What you have to do —
Wherever a line holds the word "почты", copy that line out.

Records from a dataset
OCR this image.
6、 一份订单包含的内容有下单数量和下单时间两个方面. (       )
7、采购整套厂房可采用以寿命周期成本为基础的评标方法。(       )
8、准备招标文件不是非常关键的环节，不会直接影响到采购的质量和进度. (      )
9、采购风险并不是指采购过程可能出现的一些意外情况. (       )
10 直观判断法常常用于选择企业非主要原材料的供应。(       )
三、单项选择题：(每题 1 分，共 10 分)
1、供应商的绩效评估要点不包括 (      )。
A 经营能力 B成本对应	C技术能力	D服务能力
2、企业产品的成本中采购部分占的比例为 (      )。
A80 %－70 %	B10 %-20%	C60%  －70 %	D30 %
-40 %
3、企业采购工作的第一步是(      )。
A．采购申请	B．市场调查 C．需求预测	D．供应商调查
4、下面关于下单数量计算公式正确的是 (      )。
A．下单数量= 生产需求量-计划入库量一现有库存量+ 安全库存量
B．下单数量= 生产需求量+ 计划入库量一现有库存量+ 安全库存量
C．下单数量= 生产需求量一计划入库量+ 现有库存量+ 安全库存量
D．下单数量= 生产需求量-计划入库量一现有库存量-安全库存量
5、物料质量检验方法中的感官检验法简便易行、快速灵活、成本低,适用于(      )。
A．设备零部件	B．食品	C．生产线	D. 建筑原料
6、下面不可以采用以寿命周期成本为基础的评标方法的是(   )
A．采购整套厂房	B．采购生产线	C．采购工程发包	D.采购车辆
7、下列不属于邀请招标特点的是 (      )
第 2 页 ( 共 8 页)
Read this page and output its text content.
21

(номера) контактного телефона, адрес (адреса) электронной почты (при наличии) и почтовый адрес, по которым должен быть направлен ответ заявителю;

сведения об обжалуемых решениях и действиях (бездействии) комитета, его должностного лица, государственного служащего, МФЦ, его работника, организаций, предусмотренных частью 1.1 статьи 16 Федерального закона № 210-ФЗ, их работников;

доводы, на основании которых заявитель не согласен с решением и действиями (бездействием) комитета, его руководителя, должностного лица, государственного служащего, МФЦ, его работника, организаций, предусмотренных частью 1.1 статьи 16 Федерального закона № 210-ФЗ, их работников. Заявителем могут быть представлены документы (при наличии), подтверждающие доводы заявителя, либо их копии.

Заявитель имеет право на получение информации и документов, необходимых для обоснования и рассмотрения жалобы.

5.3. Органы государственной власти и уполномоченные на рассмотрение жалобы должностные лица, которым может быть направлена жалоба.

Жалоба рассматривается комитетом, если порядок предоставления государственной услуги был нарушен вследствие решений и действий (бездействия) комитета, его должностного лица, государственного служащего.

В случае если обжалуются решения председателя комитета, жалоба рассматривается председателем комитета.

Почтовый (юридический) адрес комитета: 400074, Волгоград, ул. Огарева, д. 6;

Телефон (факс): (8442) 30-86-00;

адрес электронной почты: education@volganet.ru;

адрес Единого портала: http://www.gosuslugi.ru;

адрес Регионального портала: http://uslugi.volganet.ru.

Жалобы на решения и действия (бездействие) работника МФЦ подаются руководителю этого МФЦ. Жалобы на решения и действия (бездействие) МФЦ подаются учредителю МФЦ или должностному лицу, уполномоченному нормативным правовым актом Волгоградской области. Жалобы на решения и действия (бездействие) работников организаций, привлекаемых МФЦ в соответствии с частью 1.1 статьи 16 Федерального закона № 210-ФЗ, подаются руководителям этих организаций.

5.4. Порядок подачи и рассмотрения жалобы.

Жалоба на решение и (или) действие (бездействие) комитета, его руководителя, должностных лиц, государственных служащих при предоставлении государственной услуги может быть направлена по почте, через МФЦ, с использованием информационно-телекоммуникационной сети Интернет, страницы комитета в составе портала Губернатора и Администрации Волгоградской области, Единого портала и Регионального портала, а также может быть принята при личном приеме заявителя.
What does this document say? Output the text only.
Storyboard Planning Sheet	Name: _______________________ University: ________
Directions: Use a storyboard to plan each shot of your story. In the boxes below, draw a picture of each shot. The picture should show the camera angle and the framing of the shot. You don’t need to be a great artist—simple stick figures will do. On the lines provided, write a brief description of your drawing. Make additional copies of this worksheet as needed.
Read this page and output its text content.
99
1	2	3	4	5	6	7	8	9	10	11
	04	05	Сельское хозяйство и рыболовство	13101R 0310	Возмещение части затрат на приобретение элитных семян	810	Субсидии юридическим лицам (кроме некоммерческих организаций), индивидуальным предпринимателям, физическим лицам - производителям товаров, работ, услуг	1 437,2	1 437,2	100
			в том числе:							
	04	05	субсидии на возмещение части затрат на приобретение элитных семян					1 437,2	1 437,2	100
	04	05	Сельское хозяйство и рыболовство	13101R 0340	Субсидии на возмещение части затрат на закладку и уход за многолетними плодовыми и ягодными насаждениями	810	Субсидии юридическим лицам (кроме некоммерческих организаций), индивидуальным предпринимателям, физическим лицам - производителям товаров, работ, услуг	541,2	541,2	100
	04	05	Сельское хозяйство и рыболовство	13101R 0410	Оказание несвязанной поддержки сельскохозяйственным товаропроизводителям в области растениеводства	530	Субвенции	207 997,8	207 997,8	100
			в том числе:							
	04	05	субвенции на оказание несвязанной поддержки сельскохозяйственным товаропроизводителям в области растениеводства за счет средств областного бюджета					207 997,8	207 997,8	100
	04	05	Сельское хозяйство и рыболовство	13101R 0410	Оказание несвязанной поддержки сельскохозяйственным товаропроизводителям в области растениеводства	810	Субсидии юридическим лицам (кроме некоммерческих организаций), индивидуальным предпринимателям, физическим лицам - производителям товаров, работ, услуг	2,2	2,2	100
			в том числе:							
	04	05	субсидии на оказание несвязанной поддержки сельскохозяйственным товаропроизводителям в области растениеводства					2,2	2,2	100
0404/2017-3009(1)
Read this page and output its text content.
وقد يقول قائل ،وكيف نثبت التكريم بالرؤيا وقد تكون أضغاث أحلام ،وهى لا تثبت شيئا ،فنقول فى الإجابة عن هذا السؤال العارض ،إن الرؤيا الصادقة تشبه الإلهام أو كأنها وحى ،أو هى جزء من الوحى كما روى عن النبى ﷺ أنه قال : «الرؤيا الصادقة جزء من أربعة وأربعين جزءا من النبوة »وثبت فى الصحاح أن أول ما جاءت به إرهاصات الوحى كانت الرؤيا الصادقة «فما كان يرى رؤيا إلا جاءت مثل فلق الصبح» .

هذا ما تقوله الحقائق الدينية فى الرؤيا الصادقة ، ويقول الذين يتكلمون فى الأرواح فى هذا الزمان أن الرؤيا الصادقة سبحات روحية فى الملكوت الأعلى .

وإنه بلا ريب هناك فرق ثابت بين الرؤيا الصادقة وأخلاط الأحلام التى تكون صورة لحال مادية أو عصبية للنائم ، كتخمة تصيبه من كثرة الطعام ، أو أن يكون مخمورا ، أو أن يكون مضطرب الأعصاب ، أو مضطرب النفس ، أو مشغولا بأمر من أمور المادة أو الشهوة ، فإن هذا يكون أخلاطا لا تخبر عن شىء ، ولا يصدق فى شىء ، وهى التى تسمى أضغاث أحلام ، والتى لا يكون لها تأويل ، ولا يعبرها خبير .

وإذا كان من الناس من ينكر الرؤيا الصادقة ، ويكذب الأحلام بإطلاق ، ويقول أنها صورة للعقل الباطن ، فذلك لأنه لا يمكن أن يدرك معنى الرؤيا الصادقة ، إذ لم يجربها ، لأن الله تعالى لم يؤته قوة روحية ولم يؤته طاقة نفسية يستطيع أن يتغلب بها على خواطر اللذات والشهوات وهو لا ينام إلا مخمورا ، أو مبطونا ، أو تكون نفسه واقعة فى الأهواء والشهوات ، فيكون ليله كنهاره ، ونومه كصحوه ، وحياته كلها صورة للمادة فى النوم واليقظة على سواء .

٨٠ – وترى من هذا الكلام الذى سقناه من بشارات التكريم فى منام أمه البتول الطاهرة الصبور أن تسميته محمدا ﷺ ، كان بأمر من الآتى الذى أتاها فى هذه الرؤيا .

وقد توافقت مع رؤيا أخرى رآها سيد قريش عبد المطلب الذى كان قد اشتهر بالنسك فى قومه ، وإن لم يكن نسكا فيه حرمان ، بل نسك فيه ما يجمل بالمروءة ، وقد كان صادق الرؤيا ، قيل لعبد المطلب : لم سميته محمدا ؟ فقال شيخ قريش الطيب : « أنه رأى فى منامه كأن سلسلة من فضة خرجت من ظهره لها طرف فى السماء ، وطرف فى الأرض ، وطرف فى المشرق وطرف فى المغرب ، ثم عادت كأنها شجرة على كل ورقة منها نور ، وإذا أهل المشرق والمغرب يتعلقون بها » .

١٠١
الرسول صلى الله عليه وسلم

Answer in full —
(номера) контактного телефона, адрес (адреса) электронной почты (при наличии) и почтовый адрес, по которым должен быть направлен ответ заявителю;
адрес электронной почты: education@volganet.ru;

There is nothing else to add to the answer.